### [EXERCISE OBJECTIVE]
Report each line of the data that has "provide" somewhere in it.

### [EXERCISE DATA]
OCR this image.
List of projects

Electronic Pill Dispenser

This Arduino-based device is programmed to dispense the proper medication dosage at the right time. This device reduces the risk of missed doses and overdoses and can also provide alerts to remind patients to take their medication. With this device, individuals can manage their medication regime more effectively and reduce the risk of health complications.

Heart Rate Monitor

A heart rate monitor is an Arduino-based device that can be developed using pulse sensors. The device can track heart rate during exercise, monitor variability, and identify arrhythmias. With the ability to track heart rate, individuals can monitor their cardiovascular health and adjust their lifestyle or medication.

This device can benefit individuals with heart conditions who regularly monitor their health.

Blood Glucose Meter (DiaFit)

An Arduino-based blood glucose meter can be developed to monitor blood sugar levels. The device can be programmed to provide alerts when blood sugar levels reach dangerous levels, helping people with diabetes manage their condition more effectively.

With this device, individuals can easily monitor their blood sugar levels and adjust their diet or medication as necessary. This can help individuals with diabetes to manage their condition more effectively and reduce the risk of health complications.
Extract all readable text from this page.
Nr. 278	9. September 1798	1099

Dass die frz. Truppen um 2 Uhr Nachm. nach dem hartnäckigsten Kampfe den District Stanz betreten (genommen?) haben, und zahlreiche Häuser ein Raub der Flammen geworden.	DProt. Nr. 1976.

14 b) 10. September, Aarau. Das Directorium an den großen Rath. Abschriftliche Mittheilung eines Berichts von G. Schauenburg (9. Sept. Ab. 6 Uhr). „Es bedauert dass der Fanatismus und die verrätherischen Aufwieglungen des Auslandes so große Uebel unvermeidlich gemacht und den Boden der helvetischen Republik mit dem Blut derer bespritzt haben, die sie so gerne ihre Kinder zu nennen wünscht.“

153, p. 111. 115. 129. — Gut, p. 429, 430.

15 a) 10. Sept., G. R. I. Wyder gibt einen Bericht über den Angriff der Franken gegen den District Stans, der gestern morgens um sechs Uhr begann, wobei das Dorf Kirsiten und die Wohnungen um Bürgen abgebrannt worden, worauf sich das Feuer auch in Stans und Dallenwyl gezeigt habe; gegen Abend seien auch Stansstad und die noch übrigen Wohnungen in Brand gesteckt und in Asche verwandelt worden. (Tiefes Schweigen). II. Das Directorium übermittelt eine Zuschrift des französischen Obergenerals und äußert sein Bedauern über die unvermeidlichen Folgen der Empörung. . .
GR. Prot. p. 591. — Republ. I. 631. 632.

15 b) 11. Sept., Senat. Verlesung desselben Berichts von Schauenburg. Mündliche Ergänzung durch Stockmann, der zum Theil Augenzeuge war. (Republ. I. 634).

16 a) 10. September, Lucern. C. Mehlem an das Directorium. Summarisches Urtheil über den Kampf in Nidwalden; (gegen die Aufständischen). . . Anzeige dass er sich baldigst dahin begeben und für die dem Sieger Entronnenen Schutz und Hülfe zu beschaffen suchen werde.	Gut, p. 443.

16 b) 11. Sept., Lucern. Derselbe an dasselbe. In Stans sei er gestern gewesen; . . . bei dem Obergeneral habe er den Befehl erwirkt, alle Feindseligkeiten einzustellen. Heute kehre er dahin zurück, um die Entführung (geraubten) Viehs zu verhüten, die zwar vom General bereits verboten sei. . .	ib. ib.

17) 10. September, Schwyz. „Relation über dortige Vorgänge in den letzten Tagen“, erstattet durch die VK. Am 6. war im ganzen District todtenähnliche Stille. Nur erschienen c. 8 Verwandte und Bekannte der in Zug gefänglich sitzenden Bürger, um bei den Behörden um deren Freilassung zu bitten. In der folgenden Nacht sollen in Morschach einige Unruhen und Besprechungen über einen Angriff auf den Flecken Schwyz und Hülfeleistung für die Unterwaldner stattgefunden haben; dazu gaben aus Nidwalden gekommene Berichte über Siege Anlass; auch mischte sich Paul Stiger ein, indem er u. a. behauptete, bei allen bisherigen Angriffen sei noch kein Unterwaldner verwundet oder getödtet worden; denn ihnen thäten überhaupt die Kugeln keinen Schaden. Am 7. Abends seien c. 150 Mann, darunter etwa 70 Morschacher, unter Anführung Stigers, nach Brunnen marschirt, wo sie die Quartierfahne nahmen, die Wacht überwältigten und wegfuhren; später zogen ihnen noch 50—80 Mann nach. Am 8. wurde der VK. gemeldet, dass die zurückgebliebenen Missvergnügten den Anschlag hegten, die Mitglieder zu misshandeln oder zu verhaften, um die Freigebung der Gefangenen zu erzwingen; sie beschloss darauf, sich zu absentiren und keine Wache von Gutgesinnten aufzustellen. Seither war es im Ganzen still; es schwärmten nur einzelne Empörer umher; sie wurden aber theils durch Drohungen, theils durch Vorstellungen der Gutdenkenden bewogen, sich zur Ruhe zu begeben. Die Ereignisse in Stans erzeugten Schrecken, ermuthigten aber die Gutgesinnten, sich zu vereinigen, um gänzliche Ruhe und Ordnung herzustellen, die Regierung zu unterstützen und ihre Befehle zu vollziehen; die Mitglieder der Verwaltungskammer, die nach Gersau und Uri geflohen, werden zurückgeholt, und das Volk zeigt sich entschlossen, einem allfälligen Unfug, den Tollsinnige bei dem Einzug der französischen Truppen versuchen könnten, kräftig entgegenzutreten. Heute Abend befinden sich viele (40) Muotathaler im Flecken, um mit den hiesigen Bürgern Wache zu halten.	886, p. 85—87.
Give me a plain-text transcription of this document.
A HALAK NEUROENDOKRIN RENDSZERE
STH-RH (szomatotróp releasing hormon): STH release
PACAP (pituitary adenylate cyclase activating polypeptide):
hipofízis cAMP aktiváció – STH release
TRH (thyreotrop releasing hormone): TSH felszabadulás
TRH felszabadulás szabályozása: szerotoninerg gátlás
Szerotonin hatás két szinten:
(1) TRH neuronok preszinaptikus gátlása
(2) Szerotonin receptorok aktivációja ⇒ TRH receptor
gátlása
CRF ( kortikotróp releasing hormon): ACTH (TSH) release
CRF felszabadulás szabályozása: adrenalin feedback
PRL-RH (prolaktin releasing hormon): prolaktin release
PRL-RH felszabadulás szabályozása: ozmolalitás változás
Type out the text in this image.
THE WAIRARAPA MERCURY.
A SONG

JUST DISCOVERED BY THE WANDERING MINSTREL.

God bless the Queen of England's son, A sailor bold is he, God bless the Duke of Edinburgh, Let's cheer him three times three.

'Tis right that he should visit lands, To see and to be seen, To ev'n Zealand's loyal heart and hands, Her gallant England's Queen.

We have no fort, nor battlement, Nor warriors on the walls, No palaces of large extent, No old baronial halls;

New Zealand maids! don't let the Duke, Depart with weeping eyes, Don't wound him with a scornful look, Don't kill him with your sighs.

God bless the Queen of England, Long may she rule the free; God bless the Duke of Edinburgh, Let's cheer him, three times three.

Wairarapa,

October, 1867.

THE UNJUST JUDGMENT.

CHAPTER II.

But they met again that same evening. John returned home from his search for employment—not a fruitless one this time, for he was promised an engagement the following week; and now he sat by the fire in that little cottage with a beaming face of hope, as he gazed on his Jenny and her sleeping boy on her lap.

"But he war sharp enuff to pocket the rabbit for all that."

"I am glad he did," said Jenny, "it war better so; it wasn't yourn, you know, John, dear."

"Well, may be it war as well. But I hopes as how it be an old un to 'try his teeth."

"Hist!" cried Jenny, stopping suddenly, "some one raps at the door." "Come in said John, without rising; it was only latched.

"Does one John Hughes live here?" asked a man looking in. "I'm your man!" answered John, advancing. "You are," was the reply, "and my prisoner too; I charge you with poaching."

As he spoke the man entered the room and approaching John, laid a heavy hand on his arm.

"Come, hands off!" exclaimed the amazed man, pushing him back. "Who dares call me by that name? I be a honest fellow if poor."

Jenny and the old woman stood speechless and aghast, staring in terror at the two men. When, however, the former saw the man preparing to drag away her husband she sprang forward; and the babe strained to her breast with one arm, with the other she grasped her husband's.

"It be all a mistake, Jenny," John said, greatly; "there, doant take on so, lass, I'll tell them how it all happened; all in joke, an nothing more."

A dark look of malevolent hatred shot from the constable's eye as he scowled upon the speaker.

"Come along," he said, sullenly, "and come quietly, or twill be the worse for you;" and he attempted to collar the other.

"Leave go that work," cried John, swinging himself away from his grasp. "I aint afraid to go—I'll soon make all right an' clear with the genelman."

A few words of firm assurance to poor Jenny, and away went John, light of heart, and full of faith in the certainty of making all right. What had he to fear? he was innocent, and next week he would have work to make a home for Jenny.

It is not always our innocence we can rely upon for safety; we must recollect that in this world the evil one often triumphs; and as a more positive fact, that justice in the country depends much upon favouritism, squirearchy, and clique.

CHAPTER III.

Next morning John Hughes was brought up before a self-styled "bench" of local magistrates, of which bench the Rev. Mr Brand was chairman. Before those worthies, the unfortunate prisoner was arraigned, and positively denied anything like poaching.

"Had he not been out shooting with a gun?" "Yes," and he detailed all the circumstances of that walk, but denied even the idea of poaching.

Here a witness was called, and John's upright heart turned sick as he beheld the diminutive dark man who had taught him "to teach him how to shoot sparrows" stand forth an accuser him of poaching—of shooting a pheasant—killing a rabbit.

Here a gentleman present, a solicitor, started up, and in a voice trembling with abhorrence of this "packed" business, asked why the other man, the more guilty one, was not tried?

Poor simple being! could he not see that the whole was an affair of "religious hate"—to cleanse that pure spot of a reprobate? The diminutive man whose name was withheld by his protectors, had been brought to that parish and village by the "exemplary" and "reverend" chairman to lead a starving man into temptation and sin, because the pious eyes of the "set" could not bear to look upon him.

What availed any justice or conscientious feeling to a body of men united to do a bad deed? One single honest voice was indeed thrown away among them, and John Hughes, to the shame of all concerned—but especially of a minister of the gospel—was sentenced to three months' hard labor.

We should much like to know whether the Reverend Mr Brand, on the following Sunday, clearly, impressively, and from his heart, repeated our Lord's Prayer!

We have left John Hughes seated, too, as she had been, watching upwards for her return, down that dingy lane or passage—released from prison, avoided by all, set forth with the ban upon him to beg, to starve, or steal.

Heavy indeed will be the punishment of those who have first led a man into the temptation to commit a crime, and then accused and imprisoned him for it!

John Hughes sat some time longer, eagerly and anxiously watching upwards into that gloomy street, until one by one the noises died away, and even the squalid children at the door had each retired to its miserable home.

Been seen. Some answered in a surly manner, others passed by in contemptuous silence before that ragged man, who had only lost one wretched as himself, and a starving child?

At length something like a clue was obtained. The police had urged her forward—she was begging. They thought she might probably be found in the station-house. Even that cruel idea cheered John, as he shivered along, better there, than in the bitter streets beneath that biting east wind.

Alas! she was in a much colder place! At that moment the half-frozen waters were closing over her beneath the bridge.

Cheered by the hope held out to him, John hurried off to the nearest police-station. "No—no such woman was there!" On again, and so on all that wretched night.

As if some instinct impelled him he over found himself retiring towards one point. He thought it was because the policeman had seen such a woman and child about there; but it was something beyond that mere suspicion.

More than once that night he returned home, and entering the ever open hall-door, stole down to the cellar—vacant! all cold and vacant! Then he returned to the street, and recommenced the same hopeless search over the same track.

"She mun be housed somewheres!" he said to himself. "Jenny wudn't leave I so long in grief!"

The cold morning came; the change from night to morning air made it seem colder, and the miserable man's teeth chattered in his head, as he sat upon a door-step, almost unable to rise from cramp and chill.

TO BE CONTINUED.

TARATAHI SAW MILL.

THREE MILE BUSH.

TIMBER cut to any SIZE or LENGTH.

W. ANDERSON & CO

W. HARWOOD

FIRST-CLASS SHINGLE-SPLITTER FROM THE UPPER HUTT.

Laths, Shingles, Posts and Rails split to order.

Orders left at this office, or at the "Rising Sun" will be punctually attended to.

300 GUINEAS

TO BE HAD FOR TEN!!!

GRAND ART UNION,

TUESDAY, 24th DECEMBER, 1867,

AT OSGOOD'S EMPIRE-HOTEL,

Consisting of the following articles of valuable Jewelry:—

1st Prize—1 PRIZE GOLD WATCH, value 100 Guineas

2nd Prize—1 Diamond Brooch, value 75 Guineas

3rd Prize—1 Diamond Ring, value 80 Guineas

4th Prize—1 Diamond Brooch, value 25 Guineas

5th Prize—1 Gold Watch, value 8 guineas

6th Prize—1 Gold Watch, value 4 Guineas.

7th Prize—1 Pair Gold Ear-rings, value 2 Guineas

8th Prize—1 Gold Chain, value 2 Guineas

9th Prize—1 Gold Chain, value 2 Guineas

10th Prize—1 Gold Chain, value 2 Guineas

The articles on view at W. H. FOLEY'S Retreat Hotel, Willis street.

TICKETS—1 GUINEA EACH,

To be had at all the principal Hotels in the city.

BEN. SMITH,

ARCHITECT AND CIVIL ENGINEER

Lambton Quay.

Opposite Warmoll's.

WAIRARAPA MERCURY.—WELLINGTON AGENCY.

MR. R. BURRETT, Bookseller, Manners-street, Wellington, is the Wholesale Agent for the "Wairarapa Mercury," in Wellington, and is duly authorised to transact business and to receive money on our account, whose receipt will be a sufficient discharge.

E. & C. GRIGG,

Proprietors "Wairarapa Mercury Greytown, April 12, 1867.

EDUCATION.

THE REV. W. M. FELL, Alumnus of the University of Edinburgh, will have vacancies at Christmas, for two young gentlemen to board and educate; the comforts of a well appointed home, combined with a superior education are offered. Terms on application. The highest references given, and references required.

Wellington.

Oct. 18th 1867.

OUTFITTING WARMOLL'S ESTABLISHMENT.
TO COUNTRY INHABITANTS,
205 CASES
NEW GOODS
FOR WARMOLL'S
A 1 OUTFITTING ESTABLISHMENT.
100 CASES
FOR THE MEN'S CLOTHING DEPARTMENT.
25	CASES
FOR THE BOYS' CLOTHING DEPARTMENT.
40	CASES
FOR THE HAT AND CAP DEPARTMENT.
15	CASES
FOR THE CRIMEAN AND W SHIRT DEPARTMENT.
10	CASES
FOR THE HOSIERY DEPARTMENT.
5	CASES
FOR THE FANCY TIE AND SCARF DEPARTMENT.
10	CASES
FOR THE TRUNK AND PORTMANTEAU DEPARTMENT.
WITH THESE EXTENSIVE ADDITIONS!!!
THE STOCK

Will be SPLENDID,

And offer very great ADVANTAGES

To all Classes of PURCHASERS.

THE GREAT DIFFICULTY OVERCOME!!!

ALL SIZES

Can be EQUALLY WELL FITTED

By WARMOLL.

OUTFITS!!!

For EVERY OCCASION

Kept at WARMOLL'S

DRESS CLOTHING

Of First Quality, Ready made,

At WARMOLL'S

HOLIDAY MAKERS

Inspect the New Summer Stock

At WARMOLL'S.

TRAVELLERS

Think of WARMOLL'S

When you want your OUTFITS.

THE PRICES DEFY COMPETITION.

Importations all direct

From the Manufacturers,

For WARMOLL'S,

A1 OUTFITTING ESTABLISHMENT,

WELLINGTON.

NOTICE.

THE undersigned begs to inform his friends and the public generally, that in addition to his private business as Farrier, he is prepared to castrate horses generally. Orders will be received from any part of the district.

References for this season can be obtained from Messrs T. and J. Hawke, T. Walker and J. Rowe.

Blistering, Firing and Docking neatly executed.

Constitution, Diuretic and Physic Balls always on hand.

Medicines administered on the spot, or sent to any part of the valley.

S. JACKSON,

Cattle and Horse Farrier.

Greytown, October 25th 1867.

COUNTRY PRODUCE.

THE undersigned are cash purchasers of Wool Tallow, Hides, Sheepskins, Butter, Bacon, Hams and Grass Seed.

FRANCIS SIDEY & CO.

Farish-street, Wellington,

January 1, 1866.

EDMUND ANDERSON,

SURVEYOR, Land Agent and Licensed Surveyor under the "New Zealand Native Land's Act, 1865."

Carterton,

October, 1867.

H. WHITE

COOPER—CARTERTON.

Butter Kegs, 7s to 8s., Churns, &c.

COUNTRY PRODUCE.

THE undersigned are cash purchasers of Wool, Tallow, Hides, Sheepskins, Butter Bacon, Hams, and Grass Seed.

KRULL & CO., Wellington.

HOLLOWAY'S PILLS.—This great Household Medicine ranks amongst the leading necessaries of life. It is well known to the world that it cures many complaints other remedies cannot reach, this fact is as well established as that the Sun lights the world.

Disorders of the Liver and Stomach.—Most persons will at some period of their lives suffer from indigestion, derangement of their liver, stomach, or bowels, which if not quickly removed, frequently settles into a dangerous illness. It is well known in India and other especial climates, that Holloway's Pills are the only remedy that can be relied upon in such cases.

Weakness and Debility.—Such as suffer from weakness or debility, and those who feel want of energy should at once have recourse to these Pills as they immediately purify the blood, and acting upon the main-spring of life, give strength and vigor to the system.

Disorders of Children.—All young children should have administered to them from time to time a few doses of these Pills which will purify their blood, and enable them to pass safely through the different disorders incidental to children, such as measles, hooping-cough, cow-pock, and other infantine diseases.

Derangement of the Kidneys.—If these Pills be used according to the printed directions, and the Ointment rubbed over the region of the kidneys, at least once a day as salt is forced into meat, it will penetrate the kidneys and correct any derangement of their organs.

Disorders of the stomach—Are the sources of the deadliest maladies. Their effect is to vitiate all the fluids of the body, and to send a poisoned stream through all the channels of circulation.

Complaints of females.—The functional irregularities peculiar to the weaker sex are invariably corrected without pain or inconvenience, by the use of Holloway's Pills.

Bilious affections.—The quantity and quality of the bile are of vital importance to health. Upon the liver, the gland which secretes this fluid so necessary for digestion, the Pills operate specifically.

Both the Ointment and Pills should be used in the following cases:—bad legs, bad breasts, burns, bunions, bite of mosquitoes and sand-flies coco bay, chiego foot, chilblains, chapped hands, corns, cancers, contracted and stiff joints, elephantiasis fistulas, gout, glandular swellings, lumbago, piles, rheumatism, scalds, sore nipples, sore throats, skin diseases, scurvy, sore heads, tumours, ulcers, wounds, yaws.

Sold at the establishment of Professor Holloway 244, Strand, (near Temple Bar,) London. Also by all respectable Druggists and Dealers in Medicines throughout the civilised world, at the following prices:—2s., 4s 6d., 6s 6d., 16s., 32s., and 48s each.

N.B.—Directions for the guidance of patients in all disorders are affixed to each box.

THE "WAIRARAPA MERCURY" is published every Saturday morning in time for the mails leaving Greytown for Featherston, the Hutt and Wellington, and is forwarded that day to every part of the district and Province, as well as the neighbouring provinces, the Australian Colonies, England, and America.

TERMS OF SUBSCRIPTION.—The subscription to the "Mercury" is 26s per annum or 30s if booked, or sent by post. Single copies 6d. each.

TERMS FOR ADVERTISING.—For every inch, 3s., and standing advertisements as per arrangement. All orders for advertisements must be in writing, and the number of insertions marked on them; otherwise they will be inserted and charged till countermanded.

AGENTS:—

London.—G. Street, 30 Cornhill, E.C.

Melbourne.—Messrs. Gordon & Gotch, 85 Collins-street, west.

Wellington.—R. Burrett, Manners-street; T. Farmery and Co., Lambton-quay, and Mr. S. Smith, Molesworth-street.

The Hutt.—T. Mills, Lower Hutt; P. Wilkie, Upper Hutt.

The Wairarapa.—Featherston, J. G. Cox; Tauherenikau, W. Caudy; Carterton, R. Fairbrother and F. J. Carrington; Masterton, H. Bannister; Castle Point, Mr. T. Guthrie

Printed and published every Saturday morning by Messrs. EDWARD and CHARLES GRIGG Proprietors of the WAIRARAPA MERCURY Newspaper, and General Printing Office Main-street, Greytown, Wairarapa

### [YOUR SOLUTION]
This Arduino-based device is programmed to dispense the proper medication dosage at the right time. This device reduces the risk of missed doses and overdoses and can also provide alerts to remind patients to take their medication. With this device, individuals can manage their medication regime more effectively and reduce the risk of health complications.
An Arduino-based blood glucose meter can be developed to monitor blood sugar levels. The device can be programmed to provide alerts when blood sugar levels reach dangerous levels, helping people with diabetes manage their condition more effectively.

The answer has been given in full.